━━━━━ Text section ━━━━━

Water was quietly undermining battery performance—until scientists introduced a simple salt fix.By reshaping the molecular structure of water inside batteries, researchers discovered that sulfate salts—particularly zinc sulfate—can stop damaging chemical reactions, dramatically extending battery lifespan by over ten times. This straightforward, scalable breakthrough could redefine the future of green energy storage.

Figure 1. simple salt fix.

KAUST Scientists Crack the Code to Longer-Lasting Aqueous Batteries

A team at King Abdullah University of Science and Technology (KAUST) in Saudi Arabia has pinpointed a molecular flaw that has hindered the development of safer, more affordable aqueous rechargeable batteries. Their findings, published in Science Advances, reveal how water within these batteries contributes to performance degradation and premature failure.

The solution? Adding low-cost sulfate salts like zinc sulfate, which stabilized the internal chemistry and improved battery durability by more than 10x. Figure 1 shows simple salt fix.

The Anode Challenge: Battling Unwanted Reactions

The anode, responsible for energy generation and storage, is especially vulnerable to side reactions—known as parasitic reactions—that eat away at performance over time. These harmful processes are largely driven by water molecules behaving unpredictably.

Water Was the Culprit All Along

The study identified “free water” as a major instigator. These are water molecules that aren’t tightly bound and are more reactive, leading to energy-wasting chemical reactions that degrade the anode.

━━━━━

◆ Exercise set ◆
A: In the article on aqueous batteries, what term does the study use for the loosely bound, more reactive water molecules?
B: Please continue the article on aqueous batteries from the point where it stops.
These records come from a separate source, unrelated to the article on aqueous batteries.

━━━━━ Supplied data ━━━━━

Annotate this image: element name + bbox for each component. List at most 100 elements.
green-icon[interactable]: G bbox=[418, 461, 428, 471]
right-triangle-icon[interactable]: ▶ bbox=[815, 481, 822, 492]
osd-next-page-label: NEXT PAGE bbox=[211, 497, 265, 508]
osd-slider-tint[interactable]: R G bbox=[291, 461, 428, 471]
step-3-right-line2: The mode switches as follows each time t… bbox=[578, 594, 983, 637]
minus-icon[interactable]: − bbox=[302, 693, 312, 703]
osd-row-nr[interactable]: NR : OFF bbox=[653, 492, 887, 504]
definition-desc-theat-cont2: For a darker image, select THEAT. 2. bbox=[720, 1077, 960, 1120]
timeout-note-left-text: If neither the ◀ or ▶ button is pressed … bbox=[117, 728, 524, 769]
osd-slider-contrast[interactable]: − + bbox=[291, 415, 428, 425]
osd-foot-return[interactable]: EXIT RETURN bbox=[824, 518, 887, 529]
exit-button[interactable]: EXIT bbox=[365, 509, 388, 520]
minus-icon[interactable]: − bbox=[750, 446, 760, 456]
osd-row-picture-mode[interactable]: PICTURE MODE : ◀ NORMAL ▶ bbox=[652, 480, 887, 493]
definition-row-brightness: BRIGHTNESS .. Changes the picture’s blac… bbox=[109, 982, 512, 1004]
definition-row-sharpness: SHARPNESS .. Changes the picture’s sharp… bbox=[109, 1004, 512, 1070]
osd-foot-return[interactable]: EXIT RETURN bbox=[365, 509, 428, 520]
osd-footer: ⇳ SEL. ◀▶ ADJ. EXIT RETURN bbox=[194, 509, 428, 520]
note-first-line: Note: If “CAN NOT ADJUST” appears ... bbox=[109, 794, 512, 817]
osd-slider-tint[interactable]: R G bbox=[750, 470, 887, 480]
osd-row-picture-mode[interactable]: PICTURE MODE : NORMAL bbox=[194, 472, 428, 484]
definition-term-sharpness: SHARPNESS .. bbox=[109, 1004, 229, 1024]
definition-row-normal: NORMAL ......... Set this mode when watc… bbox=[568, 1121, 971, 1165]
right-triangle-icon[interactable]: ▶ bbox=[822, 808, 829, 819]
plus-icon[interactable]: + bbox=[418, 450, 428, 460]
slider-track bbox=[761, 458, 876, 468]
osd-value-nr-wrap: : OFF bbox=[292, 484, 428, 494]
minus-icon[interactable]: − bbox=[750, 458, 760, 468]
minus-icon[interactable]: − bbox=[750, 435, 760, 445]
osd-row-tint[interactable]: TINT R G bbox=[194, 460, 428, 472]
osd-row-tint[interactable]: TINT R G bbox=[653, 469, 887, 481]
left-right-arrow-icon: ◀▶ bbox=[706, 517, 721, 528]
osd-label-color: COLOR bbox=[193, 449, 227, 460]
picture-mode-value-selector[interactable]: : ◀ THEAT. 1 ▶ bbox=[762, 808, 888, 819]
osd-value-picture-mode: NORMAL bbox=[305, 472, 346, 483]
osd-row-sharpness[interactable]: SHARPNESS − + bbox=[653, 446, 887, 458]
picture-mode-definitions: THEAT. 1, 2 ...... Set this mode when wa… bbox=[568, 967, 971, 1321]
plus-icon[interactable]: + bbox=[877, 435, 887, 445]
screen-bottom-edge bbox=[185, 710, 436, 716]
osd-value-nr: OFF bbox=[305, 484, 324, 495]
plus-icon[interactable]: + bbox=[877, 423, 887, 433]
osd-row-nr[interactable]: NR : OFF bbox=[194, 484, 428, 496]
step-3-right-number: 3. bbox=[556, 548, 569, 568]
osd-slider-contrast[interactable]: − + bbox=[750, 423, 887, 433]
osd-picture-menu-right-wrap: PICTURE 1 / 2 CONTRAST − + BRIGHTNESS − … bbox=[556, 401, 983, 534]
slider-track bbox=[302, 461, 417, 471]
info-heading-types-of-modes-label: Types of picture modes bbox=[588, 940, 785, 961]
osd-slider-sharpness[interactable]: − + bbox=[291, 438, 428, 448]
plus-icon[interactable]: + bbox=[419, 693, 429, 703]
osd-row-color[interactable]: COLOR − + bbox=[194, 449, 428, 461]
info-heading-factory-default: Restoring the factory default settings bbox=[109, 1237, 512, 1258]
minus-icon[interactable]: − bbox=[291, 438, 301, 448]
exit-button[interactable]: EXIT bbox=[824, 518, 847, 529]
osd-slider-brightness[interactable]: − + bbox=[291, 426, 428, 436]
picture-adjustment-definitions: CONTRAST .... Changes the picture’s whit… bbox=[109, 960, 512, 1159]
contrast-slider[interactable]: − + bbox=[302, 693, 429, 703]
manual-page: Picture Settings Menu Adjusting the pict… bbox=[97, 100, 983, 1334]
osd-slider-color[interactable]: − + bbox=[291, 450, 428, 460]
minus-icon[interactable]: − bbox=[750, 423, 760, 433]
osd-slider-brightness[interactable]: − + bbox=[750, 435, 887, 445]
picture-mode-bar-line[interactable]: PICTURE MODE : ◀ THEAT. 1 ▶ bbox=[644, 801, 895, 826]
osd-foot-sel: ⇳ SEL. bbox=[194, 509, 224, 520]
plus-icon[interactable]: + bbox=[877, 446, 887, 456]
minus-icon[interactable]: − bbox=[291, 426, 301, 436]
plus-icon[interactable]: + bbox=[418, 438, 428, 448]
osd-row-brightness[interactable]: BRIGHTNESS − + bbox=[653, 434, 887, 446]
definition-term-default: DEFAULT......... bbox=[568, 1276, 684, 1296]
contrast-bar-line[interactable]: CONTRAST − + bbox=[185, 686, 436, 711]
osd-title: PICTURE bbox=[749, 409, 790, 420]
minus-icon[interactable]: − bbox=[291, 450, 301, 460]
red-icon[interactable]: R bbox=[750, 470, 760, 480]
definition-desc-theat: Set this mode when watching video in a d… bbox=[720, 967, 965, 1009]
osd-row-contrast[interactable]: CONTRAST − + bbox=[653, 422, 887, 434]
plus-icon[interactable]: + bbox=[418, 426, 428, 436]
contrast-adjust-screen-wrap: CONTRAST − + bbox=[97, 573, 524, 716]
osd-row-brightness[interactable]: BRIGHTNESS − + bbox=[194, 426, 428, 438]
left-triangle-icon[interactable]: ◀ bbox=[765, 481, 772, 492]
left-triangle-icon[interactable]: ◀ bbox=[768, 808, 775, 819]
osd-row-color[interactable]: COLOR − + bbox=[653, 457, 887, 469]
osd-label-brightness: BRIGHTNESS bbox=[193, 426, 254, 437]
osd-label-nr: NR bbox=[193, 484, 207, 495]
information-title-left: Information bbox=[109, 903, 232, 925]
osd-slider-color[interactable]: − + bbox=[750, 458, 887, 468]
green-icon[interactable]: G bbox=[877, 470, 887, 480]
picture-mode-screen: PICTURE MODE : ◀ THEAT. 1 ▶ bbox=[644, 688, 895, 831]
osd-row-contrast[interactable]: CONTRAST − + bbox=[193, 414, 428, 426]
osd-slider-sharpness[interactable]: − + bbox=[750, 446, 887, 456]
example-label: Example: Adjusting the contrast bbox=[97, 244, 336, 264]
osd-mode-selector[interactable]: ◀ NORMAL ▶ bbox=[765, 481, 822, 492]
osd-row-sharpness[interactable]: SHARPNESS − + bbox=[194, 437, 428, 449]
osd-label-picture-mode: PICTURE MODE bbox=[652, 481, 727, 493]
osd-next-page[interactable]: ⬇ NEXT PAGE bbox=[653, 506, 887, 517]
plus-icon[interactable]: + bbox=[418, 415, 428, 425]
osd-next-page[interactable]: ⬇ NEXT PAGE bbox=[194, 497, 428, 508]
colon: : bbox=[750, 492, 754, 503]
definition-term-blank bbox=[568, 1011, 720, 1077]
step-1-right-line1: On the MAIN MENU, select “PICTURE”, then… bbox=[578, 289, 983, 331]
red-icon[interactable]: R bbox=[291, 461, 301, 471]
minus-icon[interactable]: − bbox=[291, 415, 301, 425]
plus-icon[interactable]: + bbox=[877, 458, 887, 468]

━━━━━

◆ The results ◆
A: "Free water."

B:
The introduction of sulfate salts like zinc sulfate acts like a “water glue,” reducing the freedom of these molecules and stabilizing the internal environment [1]. As a result, the number of parasitic reactions drops significantly.

Universal Solution for Next-Gen Batteries

While the study focused on zinc-based aqueous batteries, early tests show the sulfate effect applies to other metal anodes as well. This opens the door to a universal enhancement strategy across various battery types.

Affordable, Scalable, and Future-Ready

“Sulfate salts are inexpensive, widely available, and chemically stable, which makes our approach both scientifically effective and economically feasible,” explained KAUST Research Scientist Yunpei Zhu, who led the experimental work.

With the global push toward clean energy, aqueous batteries are emerging as a leading candidate for large-scale storage, offering a safer and greener alternative to lithium-ion systems. Their market is expected to surpass $10 billion by 2030—an outlook that now looks even brighter thanks to this salt-based innovation.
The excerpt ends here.